Rewrite the entries so that each "category-label" becomes "country-label". Keep everything else unchanged.
┌─ LISTED RECORDS
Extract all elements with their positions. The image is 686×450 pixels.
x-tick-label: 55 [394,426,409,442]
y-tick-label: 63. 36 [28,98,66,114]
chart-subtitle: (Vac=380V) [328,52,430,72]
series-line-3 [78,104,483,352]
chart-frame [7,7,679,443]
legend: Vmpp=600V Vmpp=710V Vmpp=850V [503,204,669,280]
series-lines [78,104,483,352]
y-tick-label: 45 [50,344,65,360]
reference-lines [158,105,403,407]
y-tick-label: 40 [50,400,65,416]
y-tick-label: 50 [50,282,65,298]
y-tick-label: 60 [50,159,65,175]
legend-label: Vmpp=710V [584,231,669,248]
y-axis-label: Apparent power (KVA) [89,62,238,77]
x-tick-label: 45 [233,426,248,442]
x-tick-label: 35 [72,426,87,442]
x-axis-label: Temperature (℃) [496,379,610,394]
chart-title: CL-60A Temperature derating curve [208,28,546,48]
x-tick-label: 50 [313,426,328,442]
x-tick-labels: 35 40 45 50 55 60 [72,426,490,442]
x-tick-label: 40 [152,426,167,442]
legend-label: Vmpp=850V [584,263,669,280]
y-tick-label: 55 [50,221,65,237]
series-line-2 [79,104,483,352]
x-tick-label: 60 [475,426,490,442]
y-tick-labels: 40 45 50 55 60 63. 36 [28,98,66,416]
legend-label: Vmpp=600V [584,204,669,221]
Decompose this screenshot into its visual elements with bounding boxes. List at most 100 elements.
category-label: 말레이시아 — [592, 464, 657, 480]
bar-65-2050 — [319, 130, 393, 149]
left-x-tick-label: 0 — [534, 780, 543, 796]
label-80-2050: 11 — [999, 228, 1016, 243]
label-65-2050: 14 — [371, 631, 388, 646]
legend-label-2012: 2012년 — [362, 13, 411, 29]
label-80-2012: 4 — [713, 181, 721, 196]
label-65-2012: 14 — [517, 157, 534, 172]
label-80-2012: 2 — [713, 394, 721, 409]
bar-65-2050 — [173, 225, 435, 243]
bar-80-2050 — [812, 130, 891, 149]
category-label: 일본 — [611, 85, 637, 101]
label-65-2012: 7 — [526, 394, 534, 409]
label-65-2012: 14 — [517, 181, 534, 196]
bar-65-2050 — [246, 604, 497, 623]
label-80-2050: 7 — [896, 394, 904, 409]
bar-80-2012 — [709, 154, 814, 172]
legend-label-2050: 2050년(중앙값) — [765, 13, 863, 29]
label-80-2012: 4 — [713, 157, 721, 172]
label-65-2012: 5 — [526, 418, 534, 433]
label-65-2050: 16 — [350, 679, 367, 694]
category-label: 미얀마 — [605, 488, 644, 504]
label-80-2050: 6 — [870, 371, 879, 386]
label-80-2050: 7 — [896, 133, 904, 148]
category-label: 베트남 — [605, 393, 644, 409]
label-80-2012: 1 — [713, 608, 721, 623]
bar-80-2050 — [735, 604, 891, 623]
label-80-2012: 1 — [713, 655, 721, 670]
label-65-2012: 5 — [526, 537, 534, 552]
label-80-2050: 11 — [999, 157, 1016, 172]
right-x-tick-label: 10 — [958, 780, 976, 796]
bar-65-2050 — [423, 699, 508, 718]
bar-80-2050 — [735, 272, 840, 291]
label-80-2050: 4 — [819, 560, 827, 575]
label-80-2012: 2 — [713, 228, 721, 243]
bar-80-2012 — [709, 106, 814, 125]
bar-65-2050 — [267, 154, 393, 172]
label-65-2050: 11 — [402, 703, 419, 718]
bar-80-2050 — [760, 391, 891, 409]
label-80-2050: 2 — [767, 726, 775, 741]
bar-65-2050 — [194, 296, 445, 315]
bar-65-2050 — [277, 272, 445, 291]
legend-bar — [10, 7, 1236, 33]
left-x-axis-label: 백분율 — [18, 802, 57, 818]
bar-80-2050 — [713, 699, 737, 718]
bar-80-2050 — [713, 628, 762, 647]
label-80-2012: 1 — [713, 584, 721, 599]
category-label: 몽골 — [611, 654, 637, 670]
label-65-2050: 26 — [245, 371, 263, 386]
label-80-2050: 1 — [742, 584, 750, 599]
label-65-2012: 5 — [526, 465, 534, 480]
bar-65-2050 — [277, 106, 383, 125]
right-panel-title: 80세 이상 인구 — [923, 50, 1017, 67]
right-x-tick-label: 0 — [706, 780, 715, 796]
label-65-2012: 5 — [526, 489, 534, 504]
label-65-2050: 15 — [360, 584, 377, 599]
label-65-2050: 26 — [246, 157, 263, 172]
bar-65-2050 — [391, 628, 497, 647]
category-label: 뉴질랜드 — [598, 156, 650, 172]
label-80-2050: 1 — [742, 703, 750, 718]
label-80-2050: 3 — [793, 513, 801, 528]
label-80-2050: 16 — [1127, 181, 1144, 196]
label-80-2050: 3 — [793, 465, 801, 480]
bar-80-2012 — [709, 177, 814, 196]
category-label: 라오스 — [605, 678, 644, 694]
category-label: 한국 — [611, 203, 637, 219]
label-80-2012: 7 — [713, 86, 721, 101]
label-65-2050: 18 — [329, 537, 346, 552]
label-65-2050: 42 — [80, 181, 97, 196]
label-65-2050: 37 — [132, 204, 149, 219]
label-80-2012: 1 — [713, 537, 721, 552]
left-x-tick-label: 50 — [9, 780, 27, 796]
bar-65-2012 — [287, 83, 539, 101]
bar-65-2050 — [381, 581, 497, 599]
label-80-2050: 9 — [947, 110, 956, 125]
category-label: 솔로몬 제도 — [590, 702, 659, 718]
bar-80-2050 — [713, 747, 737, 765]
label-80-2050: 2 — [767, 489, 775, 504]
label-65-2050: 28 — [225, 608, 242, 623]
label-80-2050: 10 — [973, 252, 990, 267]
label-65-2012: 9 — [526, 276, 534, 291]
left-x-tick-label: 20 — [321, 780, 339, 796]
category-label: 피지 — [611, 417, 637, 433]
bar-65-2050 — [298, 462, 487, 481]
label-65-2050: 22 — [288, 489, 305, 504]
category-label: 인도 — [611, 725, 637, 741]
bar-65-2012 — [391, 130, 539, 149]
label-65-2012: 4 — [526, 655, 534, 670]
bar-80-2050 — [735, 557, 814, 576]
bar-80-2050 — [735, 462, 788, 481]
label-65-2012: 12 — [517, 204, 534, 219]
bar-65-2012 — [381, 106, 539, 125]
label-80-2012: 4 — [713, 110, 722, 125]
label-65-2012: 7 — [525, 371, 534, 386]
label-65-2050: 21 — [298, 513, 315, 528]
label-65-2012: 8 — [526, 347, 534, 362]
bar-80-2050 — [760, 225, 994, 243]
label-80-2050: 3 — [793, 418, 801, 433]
└─
* [RESPONSE FOR THIS EXERCISE]:
Extract all elements with their positions. The image is 686×450 pixels.
x-tick-label: 55 [394,426,409,442]
y-tick-label: 63. 36 [28,98,66,114]
chart-subtitle: (Vac=380V) [328,52,430,72]
series-line-3 [78,104,483,352]
chart-frame [7,7,679,443]
legend: Vmpp=600V Vmpp=710V Vmpp=850V [503,204,669,280]
series-lines [78,104,483,352]
y-tick-label: 45 [50,344,65,360]
reference-lines [158,105,403,407]
y-tick-label: 40 [50,400,65,416]
y-tick-label: 50 [50,282,65,298]
y-tick-label: 60 [50,159,65,175]
legend-label: Vmpp=710V [584,231,669,248]
y-axis-label: Apparent power (KVA) [89,62,238,77]
x-tick-label: 45 [233,426,248,442]
x-tick-label: 35 [72,426,87,442]
x-axis-label: Temperature (℃) [496,379,610,394]
chart-title: CL-60A Temperature derating curve [208,28,546,48]
x-tick-label: 50 [313,426,328,442]
x-tick-labels: 35 40 45 50 55 60 [72,426,490,442]
x-tick-label: 40 [152,426,167,442]
legend-label: Vmpp=850V [584,263,669,280]
y-tick-label: 55 [50,221,65,237]
series-line-2 [79,104,483,352]
x-tick-label: 60 [475,426,490,442]
y-tick-labels: 40 45 50 55 60 63. 36 [28,98,66,416]
legend-label: Vmpp=600V [584,204,669,221]
Decompose this screenshot into its visual elements with bounding boxes. List at most 100 elements.
country-label: 말레이시아 — [592, 464, 657, 480]
bar-65-2050 — [319, 130, 393, 149]
left-x-tick-label: 0 — [534, 780, 543, 796]
label-80-2050: 11 — [999, 228, 1016, 243]
label-65-2050: 14 — [371, 631, 388, 646]
legend-label-2012: 2012년 — [362, 13, 411, 29]
label-80-2012: 4 — [713, 181, 721, 196]
label-65-2012: 14 — [517, 157, 534, 172]
label-80-2012: 2 — [713, 394, 721, 409]
bar-65-2050 — [173, 225, 435, 243]
bar-80-2050 — [812, 130, 891, 149]
country-label: 일본 — [611, 85, 637, 101]
label-65-2012: 7 — [526, 394, 534, 409]
label-65-2012: 14 — [517, 181, 534, 196]
bar-65-2050 — [246, 604, 497, 623]
label-80-2050: 7 — [896, 394, 904, 409]
bar-80-2012 — [709, 154, 814, 172]
legend-label-2050: 2050년(중앙값) — [765, 13, 863, 29]
label-80-2012: 4 — [713, 157, 721, 172]
label-65-2012: 5 — [526, 418, 534, 433]
label-65-2050: 16 — [350, 679, 367, 694]
country-label: 미얀마 — [605, 488, 644, 504]
label-80-2050: 6 — [870, 371, 879, 386]
label-80-2050: 7 — [896, 133, 904, 148]
country-label: 베트남 — [605, 393, 644, 409]
label-80-2012: 1 — [713, 608, 721, 623]
bar-80-2050 — [735, 604, 891, 623]
label-80-2012: 1 — [713, 655, 721, 670]
label-65-2012: 5 — [526, 537, 534, 552]
label-80-2050: 11 — [999, 157, 1016, 172]
right-x-tick-label: 10 — [958, 780, 976, 796]
bar-65-2050 — [423, 699, 508, 718]
bar-80-2050 — [735, 272, 840, 291]
label-80-2050: 4 — [819, 560, 827, 575]
label-80-2012: 2 — [713, 228, 721, 243]
bar-80-2012 — [709, 106, 814, 125]
bar-65-2050 — [267, 154, 393, 172]
label-65-2050: 11 — [402, 703, 419, 718]
bar-80-2050 — [760, 391, 891, 409]
label-80-2050: 2 — [767, 726, 775, 741]
bar-65-2050 — [194, 296, 445, 315]
bar-65-2050 — [277, 272, 445, 291]
legend-bar — [10, 7, 1236, 33]
left-x-axis-label: 백분율 — [18, 802, 57, 818]
bar-80-2050 — [713, 699, 737, 718]
bar-80-2050 — [713, 628, 762, 647]
label-80-2012: 1 — [713, 584, 721, 599]
country-label: 몽골 — [611, 654, 637, 670]
label-65-2050: 26 — [245, 371, 263, 386]
label-80-2050: 1 — [742, 584, 750, 599]
label-65-2012: 5 — [526, 465, 534, 480]
bar-65-2050 — [277, 106, 383, 125]
right-panel-title: 80세 이상 인구 — [923, 50, 1017, 67]
right-x-tick-label: 0 — [706, 780, 715, 796]
label-65-2012: 5 — [526, 489, 534, 504]
label-65-2050: 15 — [360, 584, 377, 599]
label-65-2050: 26 — [246, 157, 263, 172]
bar-65-2050 — [391, 628, 497, 647]
country-label: 뉴질랜드 — [598, 156, 650, 172]
label-80-2050: 1 — [742, 703, 750, 718]
label-80-2050: 3 — [793, 513, 801, 528]
label-80-2050: 16 — [1127, 181, 1144, 196]
label-80-2050: 3 — [793, 465, 801, 480]
bar-80-2012 — [709, 177, 814, 196]
country-label: 라오스 — [605, 678, 644, 694]
country-label: 한국 — [611, 203, 637, 219]
label-80-2012: 7 — [713, 86, 721, 101]
label-65-2050: 18 — [329, 537, 346, 552]
label-65-2050: 42 — [80, 181, 97, 196]
label-65-2050: 37 — [132, 204, 149, 219]
label-80-2012: 1 — [713, 537, 721, 552]
left-x-tick-label: 50 — [9, 780, 27, 796]
bar-65-2012 — [287, 83, 539, 101]
bar-65-2050 — [381, 581, 497, 599]
label-80-2050: 9 — [947, 110, 956, 125]
country-label: 솔로몬 제도 — [590, 702, 659, 718]
bar-80-2050 — [713, 747, 737, 765]
label-80-2050: 2 — [767, 489, 775, 504]
label-65-2050: 28 — [225, 608, 242, 623]
label-80-2050: 10 — [973, 252, 990, 267]
label-65-2012: 9 — [526, 276, 534, 291]
left-x-tick-label: 20 — [321, 780, 339, 796]
country-label: 피지 — [611, 417, 637, 433]
bar-65-2050 — [298, 462, 487, 481]
label-65-2050: 22 — [288, 489, 305, 504]
country-label: 인도 — [611, 725, 637, 741]
bar-65-2012 — [391, 130, 539, 149]
label-65-2012: 4 — [526, 655, 534, 670]
bar-80-2050 — [735, 557, 814, 576]
bar-80-2050 — [735, 462, 788, 481]
label-65-2012: 12 — [517, 204, 534, 219]
bar-65-2012 — [381, 106, 539, 125]
label-80-2012: 4 — [713, 110, 722, 125]
label-65-2012: 7 — [525, 371, 534, 386]
label-65-2050: 21 — [298, 513, 315, 528]
label-65-2012: 8 — [526, 347, 534, 362]
bar-80-2050 — [760, 225, 994, 243]
label-80-2050: 3 — [793, 418, 801, 433]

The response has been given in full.